***** THE DATA *****

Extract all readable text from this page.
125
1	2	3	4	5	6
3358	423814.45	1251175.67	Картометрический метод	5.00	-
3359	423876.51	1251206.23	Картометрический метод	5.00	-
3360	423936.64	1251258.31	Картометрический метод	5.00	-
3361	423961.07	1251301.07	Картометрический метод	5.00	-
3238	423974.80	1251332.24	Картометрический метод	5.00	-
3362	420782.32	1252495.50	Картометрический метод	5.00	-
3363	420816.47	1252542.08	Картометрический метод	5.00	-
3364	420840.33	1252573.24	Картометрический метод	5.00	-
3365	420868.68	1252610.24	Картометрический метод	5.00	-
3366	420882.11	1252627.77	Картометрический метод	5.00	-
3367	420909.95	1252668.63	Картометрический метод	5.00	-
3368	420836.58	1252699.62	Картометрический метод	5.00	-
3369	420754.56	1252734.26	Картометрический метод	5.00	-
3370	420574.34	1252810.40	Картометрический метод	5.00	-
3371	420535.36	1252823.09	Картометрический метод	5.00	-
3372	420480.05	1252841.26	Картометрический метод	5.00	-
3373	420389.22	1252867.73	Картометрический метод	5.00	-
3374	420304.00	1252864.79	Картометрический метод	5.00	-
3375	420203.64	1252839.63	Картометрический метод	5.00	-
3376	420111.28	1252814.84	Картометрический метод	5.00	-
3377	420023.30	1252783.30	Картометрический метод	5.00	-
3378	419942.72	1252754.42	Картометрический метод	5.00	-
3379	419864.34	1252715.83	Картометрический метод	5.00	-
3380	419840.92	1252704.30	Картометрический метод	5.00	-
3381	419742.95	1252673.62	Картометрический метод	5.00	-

*****

**WHAT IS REQUIRED**.
Go through the listing above and restate it word for word.

**EXERCISE RESPONSE**.
Extract all readable text from this page.
125
1	2	3	4	5	6
3358	423814.45	1251175.67	Картометрический метод	5.00	-
3359	423876.51	1251206.23	Картометрический метод	5.00	-
3360	423936.64	1251258.31	Картометрический метод	5.00	-
3361	423961.07	1251301.07	Картометрический метод	5.00	-
3238	423974.80	1251332.24	Картометрический метод	5.00	-
3362	420782.32	1252495.50	Картометрический метод	5.00	-
3363	420816.47	1252542.08	Картометрический метод	5.00	-
3364	420840.33	1252573.24	Картометрический метод	5.00	-
3365	420868.68	1252610.24	Картометрический метод	5.00	-
3366	420882.11	1252627.77	Картометрический метод	5.00	-
3367	420909.95	1252668.63	Картометрический метод	5.00	-
3368	420836.58	1252699.62	Картометрический метод	5.00	-
3369	420754.56	1252734.26	Картометрический метод	5.00	-
3370	420574.34	1252810.40	Картометрический метод	5.00	-
3371	420535.36	1252823.09	Картометрический метод	5.00	-
3372	420480.05	1252841.26	Картометрический метод	5.00	-
3373	420389.22	1252867.73	Картометрический метод	5.00	-
3374	420304.00	1252864.79	Картометрический метод	5.00	-
3375	420203.64	1252839.63	Картометрический метод	5.00	-
3376	420111.28	1252814.84	Картометрический метод	5.00	-
3377	420023.30	1252783.30	Картометрический метод	5.00	-
3378	419942.72	1252754.42	Картометрический метод	5.00	-
3379	419864.34	1252715.83	Картометрический метод	5.00	-
3380	419840.92	1252704.30	Картометрический метод	5.00	-
3381	419742.95	1252673.62	Картометрический метод	5.00	-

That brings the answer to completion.